### SUPPLIED RECORDS
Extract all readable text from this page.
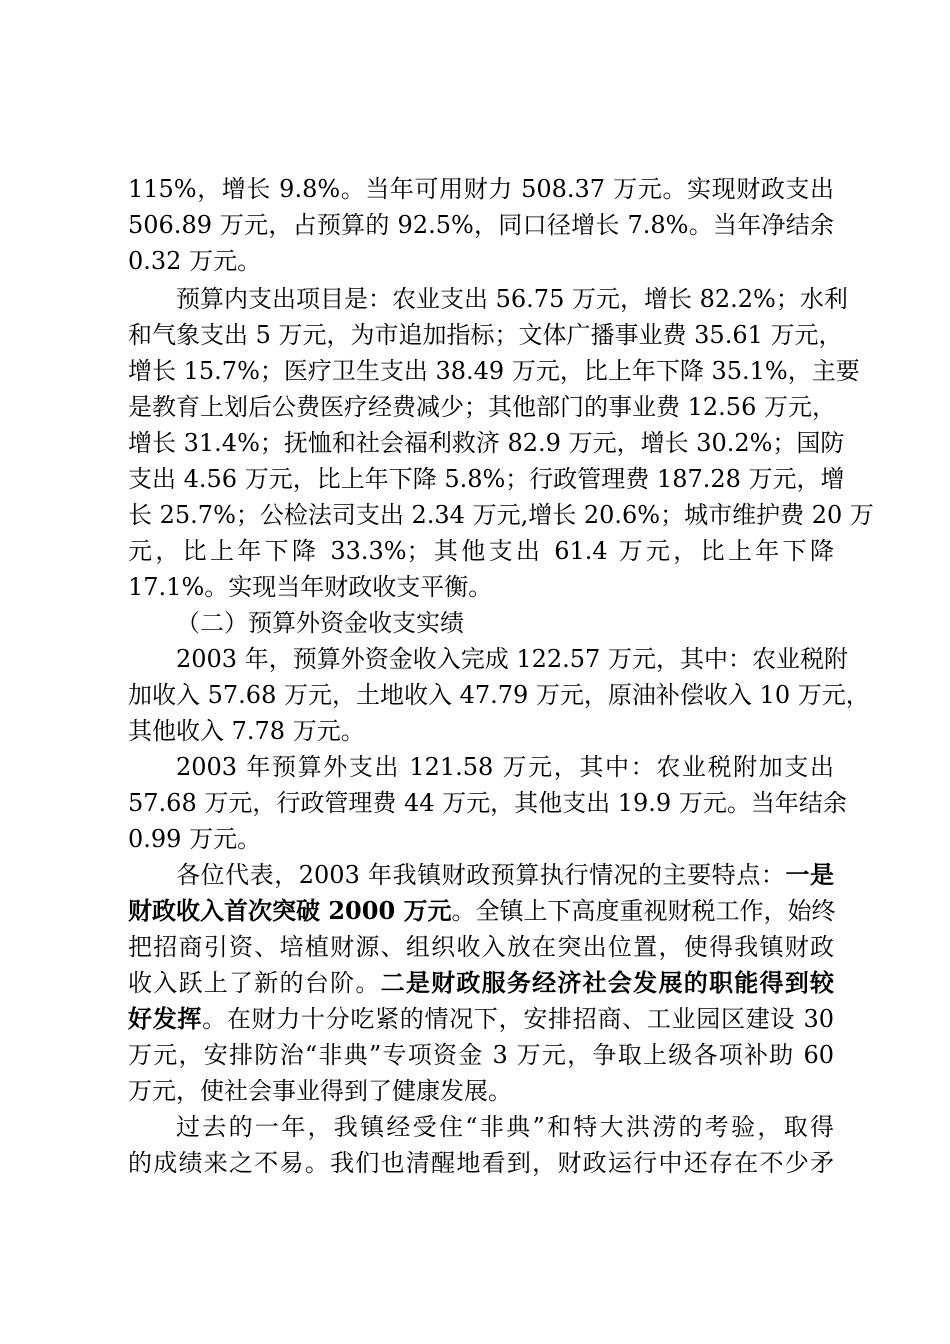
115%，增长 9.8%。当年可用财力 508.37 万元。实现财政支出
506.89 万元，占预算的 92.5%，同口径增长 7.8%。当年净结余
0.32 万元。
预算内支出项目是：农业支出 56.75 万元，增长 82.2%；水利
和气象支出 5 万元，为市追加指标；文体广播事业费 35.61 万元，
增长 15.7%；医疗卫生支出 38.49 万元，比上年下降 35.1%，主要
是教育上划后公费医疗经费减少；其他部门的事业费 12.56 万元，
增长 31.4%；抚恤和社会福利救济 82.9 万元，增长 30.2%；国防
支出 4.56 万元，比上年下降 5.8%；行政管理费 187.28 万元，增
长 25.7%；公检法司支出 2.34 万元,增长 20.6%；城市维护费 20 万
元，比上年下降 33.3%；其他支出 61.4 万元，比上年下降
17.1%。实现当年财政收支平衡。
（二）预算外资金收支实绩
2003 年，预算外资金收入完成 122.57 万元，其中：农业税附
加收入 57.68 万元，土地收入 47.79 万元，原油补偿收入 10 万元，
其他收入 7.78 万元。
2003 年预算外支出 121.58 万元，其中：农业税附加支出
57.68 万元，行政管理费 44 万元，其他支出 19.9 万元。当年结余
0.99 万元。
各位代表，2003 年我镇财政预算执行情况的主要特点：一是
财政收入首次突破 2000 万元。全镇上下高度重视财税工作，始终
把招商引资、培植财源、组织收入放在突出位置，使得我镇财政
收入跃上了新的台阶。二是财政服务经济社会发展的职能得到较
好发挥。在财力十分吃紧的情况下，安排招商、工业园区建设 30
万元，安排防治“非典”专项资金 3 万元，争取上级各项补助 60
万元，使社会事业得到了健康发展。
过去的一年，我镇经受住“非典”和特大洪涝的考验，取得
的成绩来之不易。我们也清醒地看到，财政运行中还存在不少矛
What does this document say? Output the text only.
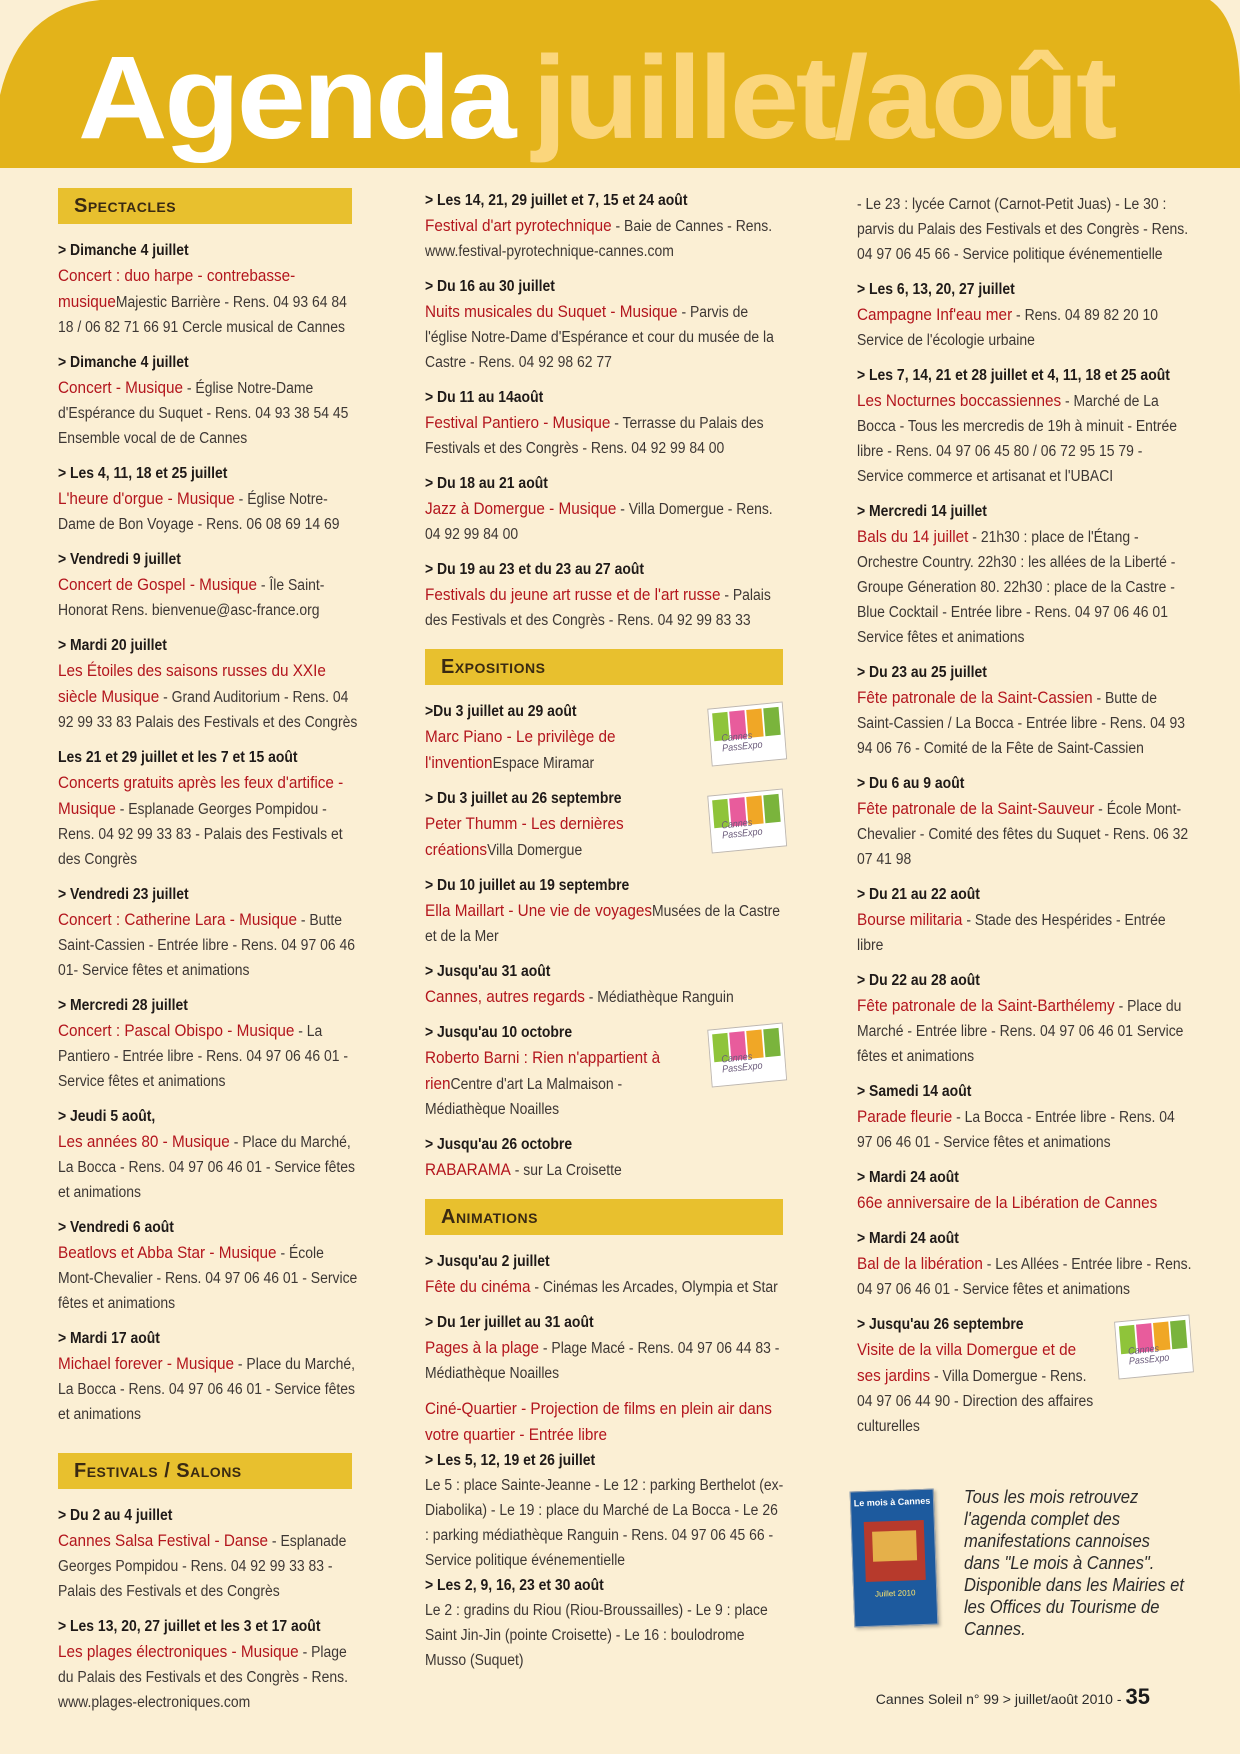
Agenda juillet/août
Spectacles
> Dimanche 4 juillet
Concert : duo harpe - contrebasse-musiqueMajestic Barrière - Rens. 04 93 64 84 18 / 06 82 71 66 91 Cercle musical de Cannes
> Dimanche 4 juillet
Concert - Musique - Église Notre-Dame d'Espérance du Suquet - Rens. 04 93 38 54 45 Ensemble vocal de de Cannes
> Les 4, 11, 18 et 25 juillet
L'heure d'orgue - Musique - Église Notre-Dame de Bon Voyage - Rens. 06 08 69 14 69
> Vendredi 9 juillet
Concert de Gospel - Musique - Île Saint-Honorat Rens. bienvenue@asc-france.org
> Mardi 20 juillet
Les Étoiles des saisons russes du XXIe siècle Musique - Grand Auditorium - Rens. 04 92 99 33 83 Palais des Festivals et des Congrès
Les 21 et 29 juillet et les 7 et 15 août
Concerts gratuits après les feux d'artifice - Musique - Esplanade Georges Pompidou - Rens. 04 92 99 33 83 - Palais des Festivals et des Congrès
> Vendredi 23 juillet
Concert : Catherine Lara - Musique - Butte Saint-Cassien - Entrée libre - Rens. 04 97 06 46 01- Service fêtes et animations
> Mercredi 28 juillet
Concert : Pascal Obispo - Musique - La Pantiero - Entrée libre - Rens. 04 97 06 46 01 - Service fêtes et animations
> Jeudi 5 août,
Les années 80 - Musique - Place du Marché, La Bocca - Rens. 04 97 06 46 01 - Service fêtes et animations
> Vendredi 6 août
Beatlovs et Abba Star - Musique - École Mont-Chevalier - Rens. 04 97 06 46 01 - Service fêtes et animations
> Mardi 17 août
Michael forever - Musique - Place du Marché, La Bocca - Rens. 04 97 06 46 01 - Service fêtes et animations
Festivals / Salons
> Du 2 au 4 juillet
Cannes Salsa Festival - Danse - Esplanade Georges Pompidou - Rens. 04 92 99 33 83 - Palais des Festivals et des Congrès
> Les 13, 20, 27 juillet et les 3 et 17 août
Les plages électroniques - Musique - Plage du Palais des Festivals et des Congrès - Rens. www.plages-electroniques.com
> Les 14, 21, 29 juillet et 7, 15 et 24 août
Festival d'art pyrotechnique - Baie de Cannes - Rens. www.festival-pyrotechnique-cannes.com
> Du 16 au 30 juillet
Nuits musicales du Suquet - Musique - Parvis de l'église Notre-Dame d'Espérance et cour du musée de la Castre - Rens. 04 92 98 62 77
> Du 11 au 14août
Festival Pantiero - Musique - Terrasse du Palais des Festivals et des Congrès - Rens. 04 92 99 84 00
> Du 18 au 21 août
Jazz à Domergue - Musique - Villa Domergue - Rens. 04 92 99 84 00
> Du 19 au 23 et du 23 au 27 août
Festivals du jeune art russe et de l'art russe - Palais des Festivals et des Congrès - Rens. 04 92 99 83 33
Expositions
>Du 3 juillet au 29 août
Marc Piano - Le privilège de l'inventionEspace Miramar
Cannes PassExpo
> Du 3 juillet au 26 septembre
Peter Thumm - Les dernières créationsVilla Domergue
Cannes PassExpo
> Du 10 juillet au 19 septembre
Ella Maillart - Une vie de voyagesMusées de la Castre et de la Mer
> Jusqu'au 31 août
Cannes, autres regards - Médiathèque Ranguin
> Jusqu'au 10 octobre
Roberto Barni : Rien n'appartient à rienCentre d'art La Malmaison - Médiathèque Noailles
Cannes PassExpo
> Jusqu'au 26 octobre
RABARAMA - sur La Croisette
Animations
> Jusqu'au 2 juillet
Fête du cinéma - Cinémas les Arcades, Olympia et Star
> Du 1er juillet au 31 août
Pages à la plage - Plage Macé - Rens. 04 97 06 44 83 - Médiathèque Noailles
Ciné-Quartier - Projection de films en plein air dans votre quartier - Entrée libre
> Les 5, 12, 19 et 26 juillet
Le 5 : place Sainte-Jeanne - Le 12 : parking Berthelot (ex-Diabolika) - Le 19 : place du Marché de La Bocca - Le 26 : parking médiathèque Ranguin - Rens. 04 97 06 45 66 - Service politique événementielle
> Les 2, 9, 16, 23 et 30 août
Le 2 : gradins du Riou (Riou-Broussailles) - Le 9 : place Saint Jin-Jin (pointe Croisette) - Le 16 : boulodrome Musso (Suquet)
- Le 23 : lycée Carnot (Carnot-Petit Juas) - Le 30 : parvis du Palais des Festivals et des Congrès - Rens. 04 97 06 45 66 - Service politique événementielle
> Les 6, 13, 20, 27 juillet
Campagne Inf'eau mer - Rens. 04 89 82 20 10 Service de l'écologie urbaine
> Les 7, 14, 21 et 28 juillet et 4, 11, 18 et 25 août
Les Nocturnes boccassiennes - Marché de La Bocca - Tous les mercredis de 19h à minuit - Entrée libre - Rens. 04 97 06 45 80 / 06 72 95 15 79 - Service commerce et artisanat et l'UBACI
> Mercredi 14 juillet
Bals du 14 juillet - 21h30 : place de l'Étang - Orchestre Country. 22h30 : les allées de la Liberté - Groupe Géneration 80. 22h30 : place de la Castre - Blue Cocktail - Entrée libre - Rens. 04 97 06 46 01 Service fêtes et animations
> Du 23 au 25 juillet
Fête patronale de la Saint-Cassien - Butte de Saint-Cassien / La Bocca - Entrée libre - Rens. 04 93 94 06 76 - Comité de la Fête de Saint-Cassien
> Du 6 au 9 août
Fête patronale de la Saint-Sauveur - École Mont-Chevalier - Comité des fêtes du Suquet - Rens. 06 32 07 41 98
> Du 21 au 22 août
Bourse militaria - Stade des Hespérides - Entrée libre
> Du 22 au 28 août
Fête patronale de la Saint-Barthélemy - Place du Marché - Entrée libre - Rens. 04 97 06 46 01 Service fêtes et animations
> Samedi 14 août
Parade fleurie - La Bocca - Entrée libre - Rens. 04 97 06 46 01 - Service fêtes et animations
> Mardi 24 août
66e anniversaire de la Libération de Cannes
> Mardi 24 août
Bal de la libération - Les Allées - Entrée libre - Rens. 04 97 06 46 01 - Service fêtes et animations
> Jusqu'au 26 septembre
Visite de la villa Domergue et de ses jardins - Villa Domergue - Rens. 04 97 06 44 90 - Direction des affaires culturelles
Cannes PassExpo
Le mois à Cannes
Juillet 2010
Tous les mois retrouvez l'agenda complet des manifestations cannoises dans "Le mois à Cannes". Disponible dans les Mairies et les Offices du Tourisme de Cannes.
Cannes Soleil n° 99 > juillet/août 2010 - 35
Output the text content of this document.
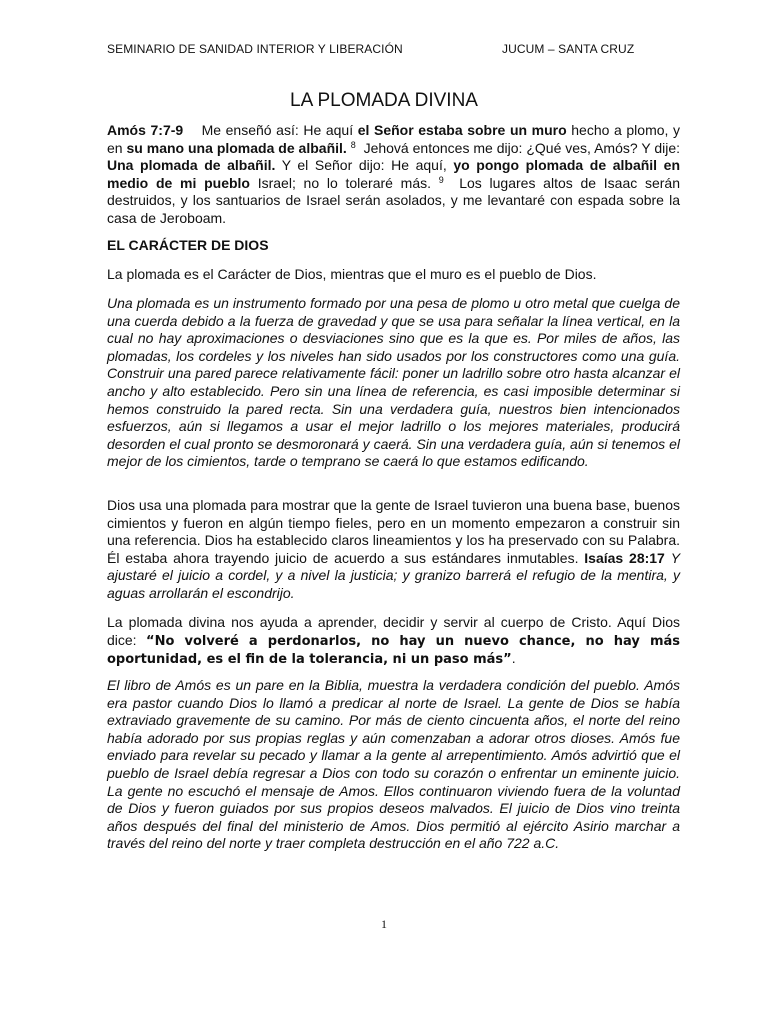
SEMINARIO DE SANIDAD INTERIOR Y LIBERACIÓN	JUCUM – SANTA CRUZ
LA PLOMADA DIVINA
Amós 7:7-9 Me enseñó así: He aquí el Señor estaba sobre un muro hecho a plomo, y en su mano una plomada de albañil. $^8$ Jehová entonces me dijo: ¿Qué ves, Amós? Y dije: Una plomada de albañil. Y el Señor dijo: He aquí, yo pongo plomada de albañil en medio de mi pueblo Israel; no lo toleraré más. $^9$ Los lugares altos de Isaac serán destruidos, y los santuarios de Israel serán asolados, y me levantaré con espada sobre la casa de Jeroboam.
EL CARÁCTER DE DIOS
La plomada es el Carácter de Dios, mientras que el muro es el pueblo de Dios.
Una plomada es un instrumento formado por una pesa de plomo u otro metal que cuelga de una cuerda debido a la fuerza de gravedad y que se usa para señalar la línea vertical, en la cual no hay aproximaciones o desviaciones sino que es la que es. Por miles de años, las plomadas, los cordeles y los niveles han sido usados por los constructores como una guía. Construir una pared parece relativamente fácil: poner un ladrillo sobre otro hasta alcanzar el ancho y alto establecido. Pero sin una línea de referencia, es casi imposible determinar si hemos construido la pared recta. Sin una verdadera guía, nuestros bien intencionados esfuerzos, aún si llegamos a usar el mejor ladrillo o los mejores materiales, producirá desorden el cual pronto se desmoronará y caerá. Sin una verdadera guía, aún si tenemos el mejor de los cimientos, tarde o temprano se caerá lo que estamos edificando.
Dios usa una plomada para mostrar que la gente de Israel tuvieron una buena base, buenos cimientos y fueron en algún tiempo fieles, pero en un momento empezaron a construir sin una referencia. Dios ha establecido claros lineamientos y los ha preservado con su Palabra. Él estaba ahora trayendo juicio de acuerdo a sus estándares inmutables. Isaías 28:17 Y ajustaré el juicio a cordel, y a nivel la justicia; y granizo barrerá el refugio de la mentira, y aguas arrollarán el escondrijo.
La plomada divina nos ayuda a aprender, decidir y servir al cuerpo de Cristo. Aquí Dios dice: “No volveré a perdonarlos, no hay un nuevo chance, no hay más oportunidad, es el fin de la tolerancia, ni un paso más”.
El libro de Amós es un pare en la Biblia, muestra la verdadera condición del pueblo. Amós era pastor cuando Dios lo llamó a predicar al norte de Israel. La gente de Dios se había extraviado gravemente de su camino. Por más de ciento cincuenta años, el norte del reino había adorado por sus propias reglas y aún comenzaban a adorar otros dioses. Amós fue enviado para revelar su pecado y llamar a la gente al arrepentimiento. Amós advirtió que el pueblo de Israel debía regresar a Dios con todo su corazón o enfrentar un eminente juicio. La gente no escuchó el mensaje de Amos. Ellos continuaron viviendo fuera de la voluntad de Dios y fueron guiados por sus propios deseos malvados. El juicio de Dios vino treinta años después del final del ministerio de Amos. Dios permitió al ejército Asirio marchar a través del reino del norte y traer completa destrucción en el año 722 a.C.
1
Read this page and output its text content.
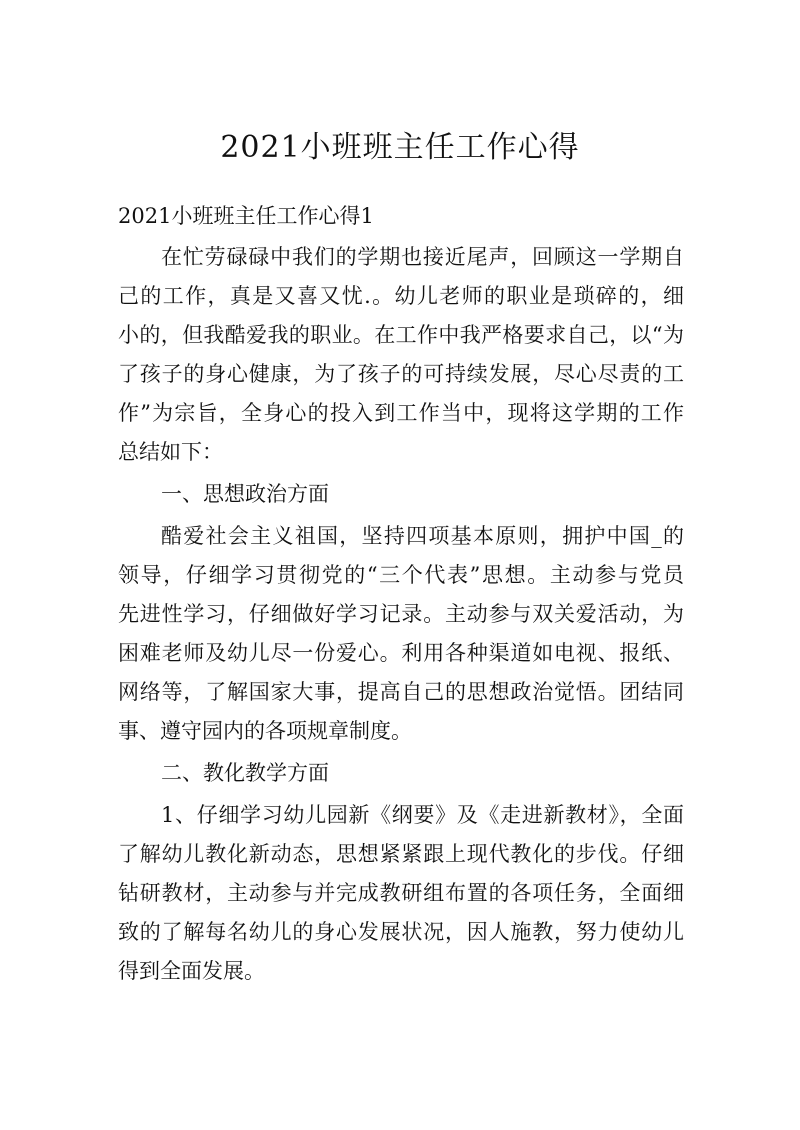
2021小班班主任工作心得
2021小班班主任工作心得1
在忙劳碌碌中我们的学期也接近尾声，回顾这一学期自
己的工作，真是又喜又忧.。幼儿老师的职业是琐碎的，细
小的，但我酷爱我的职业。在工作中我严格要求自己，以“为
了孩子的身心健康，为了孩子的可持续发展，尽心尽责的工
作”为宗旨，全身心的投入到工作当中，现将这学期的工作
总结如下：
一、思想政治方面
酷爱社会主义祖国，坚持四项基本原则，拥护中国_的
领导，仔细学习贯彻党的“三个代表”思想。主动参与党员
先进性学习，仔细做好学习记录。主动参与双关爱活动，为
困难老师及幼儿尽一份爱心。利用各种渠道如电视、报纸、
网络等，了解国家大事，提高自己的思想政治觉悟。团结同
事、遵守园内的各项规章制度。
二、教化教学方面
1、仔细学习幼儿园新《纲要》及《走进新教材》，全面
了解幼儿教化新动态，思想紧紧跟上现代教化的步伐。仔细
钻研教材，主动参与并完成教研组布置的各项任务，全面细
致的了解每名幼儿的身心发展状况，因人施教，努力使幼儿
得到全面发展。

### THE REQUEST
Pick every line with "Espérance" in it and copy it.

### THE SOLUTION
Concert - Musique - Église Notre-Dame d'Espérance du Suquet - Rens. 04 93 38 54 45 Ensemble vocal de de Cannes
Nuits musicales du Suquet - Musique - Parvis de l'église Notre-Dame d'Espérance et cour du musée de la Castre - Rens. 04 92 98 62 77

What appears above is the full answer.